======== EXTRACTED INFORMATION
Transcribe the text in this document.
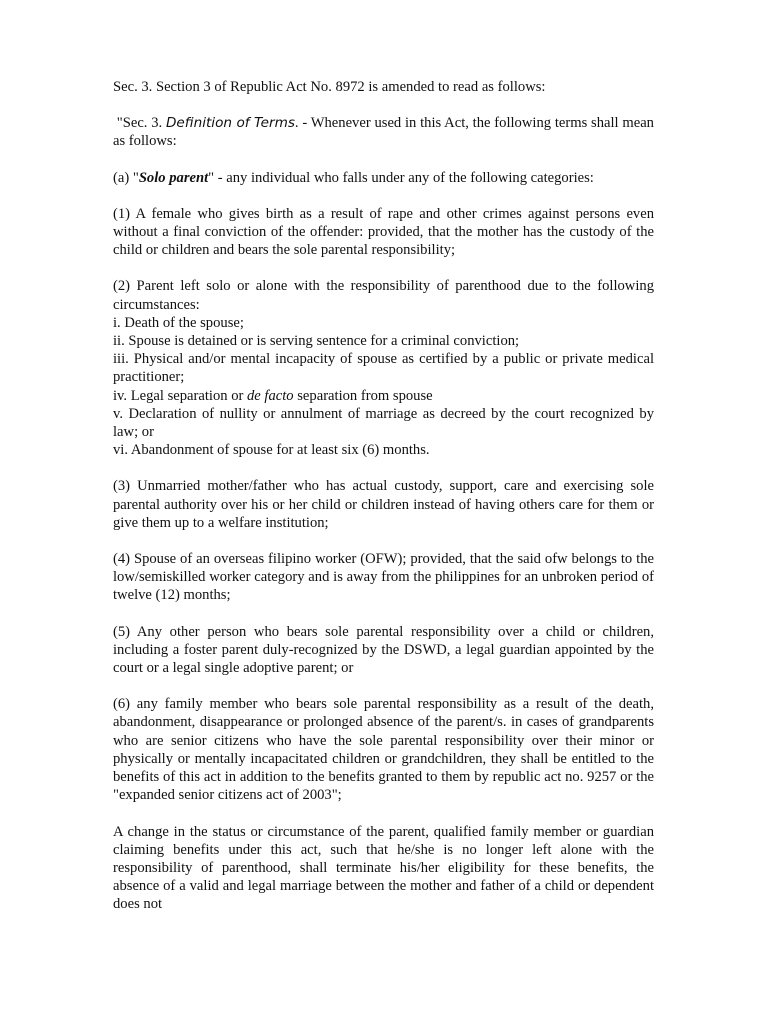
Sec. 3. Section 3 of Republic Act No. 8972 is amended to read as follows:

"Sec. 3. Definition of Terms. - Whenever used in this Act, the following terms shall mean as follows:

(a) "Solo parent" - any individual who falls under any of the following categories:

(1) A female who gives birth as a result of rape and other crimes against persons even without a final conviction of the offender: provided, that the mother has the custody of the child or children and bears the sole parental responsibility;

(2) Parent left solo or alone with the responsibility of parenthood due to the following circumstances:
i. Death of the spouse;
ii. Spouse is detained or is serving sentence for a criminal conviction;
iii. Physical and/or mental incapacity of spouse as certified by a public or private medical practitioner;
iv. Legal separation or de facto separation from spouse
v. Declaration of nullity or annulment of marriage as decreed by the court recognized by law; or
vi. Abandonment of spouse for at least six (6) months.

(3) Unmarried mother/father who has actual custody, support, care and exercising sole parental authority over his or her child or children instead of having others care for them or give them up to a welfare institution;

(4) Spouse of an overseas filipino worker (OFW); provided, that the said ofw belongs to the low/semiskilled worker category and is away from the philippines for an unbroken period of twelve (12) months;

(5) Any other person who bears sole parental responsibility over a child or children, including a foster parent duly-recognized by the DSWD, a legal guardian appointed by the court or a legal single adoptive parent; or

(6) any family member who bears sole parental responsibility as a result of the death, abandonment, disappearance or prolonged absence of the parent/s. in cases of grandparents who are senior citizens who have the sole parental responsibility over their minor or physically or mentally incapacitated children or grandchildren, they shall be entitled to the benefits of this act in addition to the benefits granted to them by republic act no. 9257 or the "expanded senior citizens act of 2003";

A change in the status or circumstance of the parent, qualified family member or guardian claiming benefits under this act, such that he/she is no longer left alone with the responsibility of parenthood, shall terminate his/her eligibility for these benefits, the absence of a valid and legal marriage between the mother and father of a child or dependent does not
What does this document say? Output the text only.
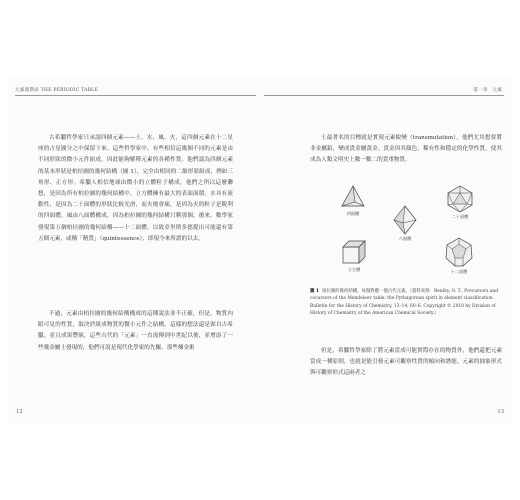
元素週期表 THE PERIODIC TABLE

古希臘哲學家只承認四個元素——土、水、風、火，這四個元素在十二星座的占星圖分之中保留下來。這些哲學家中，有些相信這幾個不同的元素是由不同形狀的微小元件組成，因此能夠解釋元素的各種性質。他們認為四個元素的基本形狀是柏拉圖的幾何結構（圖 1），完全由相同的二維形狀組成，例如三角形、正方形。希臘人相信地球由微小的立體粒子構成，他們之所以這麼聯想，是因為所有柏拉圖的幾何結構中，立方體擁有最大的表面面積。水具有流動性，是因為二十面體的形狀比較光滑，而火燒會痛，是因為火的粒子是銳利的四面體。風由八面體構成，因為柏拉圖的幾何結構只剩那個，後來，數學家發現第五個柏拉圖的幾何結構——十二面體，以致亞里斯多德提出可能還有第五個元素，或稱「精質」（quintessence），即現今來所謂的以太。

不過，元素由柏拉圖的幾何結構構成的這種說法並不正確，但是，物質內眼可見的性質，取決於組成物質的微小元件之結構，這樣的想法還是源自古希臘。並且成果豐碩，這些古代的「元素」一直流傳到中世紀以後，並增添了一些幾金屬士發現的，他們可說是現代化學家的先驅。那些煉金術

12
第一章　元素

士最著名的目標就是實現元素蛻變（transmutation），他們尤其想要將非金屬鉛，變成貴金屬黃金。貴金因其顏色、稀有性和穩定的化學性質，使其成為人類文明史上數一數二的貴重物質。

四面體
八面體
二十面體
立方體	十二面體

圖 1 柏拉圖的幾何結構，每個對應一個古代元素。（資料來源：Benfey, O. T., Precursors and cocursors of the Mendeleev table: the Pythagorean spirit in element classification. Bulletin for the History of Chemistry, 13–14, 60–6. Copyright © 2018 by Division of History of Chemistry of the American Chemical Society.）

但是，希臘哲學家除了將元素當成可能實際存在的物質外，他們還把元素當成一種原則，也就是能引發元素可觀察性質的傾向和潛能。元素的抽象形式與可觀察形式這兩者之

13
================
#### TASK DIRECTIONS:
Output every entry verbatim. Pictures do not belong in the copy.

#### IN RESPONSE:
Transcribe the text in this document.
Sec. 3. Section 3 of Republic Act No. 8972 is amended to read as follows:

"Sec. 3. Definition of Terms. - Whenever used in this Act, the following terms shall mean as follows:

(a) "Solo parent" - any individual who falls under any of the following categories:

(1) A female who gives birth as a result of rape and other crimes against persons even without a final conviction of the offender: provided, that the mother has the custody of the child or children and bears the sole parental responsibility;

(2) Parent left solo or alone with the responsibility of parenthood due to the following circumstances:
i. Death of the spouse;
ii. Spouse is detained or is serving sentence for a criminal conviction;
iii. Physical and/or mental incapacity of spouse as certified by a public or private medical practitioner;
iv. Legal separation or de facto separation from spouse
v. Declaration of nullity or annulment of marriage as decreed by the court recognized by law; or
vi. Abandonment of spouse for at least six (6) months.

(3) Unmarried mother/father who has actual custody, support, care and exercising sole parental authority over his or her child or children instead of having others care for them or give them up to a welfare institution;

(4) Spouse of an overseas filipino worker (OFW); provided, that the said ofw belongs to the low/semiskilled worker category and is away from the philippines for an unbroken period of twelve (12) months;

(5) Any other person who bears sole parental responsibility over a child or children, including a foster parent duly-recognized by the DSWD, a legal guardian appointed by the court or a legal single adoptive parent; or

(6) any family member who bears sole parental responsibility as a result of the death, abandonment, disappearance or prolonged absence of the parent/s. in cases of grandparents who are senior citizens who have the sole parental responsibility over their minor or physically or mentally incapacitated children or grandchildren, they shall be entitled to the benefits of this act in addition to the benefits granted to them by republic act no. 9257 or the "expanded senior citizens act of 2003";

A change in the status or circumstance of the parent, qualified family member or guardian claiming benefits under this act, such that he/she is no longer left alone with the responsibility of parenthood, shall terminate his/her eligibility for these benefits, the absence of a valid and legal marriage between the mother and father of a child or dependent does not
What does this document say? Output the text only.
元素週期表 THE PERIODIC TABLE

古希臘哲學家只承認四個元素——土、水、風、火，這四個元素在十二星座的占星圖分之中保留下來。這些哲學家中，有些相信這幾個不同的元素是由不同形狀的微小元件組成，因此能夠解釋元素的各種性質。他們認為四個元素的基本形狀是柏拉圖的幾何結構（圖 1），完全由相同的二維形狀組成，例如三角形、正方形。希臘人相信地球由微小的立體粒子構成，他們之所以這麼聯想，是因為所有柏拉圖的幾何結構中，立方體擁有最大的表面面積。水具有流動性，是因為二十面體的形狀比較光滑，而火燒會痛，是因為火的粒子是銳利的四面體。風由八面體構成，因為柏拉圖的幾何結構只剩那個，後來，數學家發現第五個柏拉圖的幾何結構——十二面體，以致亞里斯多德提出可能還有第五個元素，或稱「精質」（quintessence），即現今來所謂的以太。

不過，元素由柏拉圖的幾何結構構成的這種說法並不正確，但是，物質內眼可見的性質，取決於組成物質的微小元件之結構，這樣的想法還是源自古希臘。並且成果豐碩，這些古代的「元素」一直流傳到中世紀以後，並增添了一些幾金屬士發現的，他們可說是現代化學家的先驅。那些煉金術

12
第一章　元素

士最著名的目標就是實現元素蛻變（transmutation），他們尤其想要將非金屬鉛，變成貴金屬黃金。貴金因其顏色、稀有性和穩定的化學性質，使其成為人類文明史上數一數二的貴重物質。

四面體
八面體
二十面體
立方體	十二面體

圖 1 柏拉圖的幾何結構，每個對應一個古代元素。（資料來源：Benfey, O. T., Precursors and cocursors of the Mendeleev table: the Pythagorean spirit in element classification. Bulletin for the History of Chemistry, 13–14, 60–6. Copyright © 2018 by Division of History of Chemistry of the American Chemical Society.）

但是，希臘哲學家除了將元素當成可能實際存在的物質外，他們還把元素當成一種原則，也就是能引發元素可觀察性質的傾向和潛能。元素的抽象形式與可觀察形式這兩者之

13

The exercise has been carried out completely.